> **PROVIDED RECORDS**:
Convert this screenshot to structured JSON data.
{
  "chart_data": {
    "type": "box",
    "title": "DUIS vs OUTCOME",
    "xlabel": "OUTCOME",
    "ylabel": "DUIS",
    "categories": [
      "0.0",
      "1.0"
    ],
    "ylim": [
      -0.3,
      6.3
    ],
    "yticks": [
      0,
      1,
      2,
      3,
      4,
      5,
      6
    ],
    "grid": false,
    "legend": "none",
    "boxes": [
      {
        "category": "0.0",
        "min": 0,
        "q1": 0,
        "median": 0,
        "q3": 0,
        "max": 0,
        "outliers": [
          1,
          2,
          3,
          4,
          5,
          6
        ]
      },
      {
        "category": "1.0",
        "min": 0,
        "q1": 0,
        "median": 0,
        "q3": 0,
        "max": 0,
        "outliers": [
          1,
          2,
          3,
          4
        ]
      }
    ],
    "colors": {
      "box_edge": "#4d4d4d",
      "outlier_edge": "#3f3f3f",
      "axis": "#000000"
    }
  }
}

> **WHAT THE EXERCISE ASKS**: Output the records verbatim, from the first line to the last.

> **FULL RESPONSE**:
Convert this screenshot to structured JSON data.
{
  "chart_data": {
    "type": "box",
    "title": "DUIS vs OUTCOME",
    "xlabel": "OUTCOME",
    "ylabel": "DUIS",
    "categories": [
      "0.0",
      "1.0"
    ],
    "ylim": [
      -0.3,
      6.3
    ],
    "yticks": [
      0,
      1,
      2,
      3,
      4,
      5,
      6
    ],
    "grid": false,
    "legend": "none",
    "boxes": [
      {
        "category": "0.0",
        "min": 0,
        "q1": 0,
        "median": 0,
        "q3": 0,
        "max": 0,
        "outliers": [
          1,
          2,
          3,
          4,
          5,
          6
        ]
      },
      {
        "category": "1.0",
        "min": 0,
        "q1": 0,
        "median": 0,
        "q3": 0,
        "max": 0,
        "outliers": [
          1,
          2,
          3,
          4
        ]
      }
    ],
    "colors": {
      "box_edge": "#4d4d4d",
      "outlier_edge": "#3f3f3f",
      "axis": "#000000"
    }
  }
}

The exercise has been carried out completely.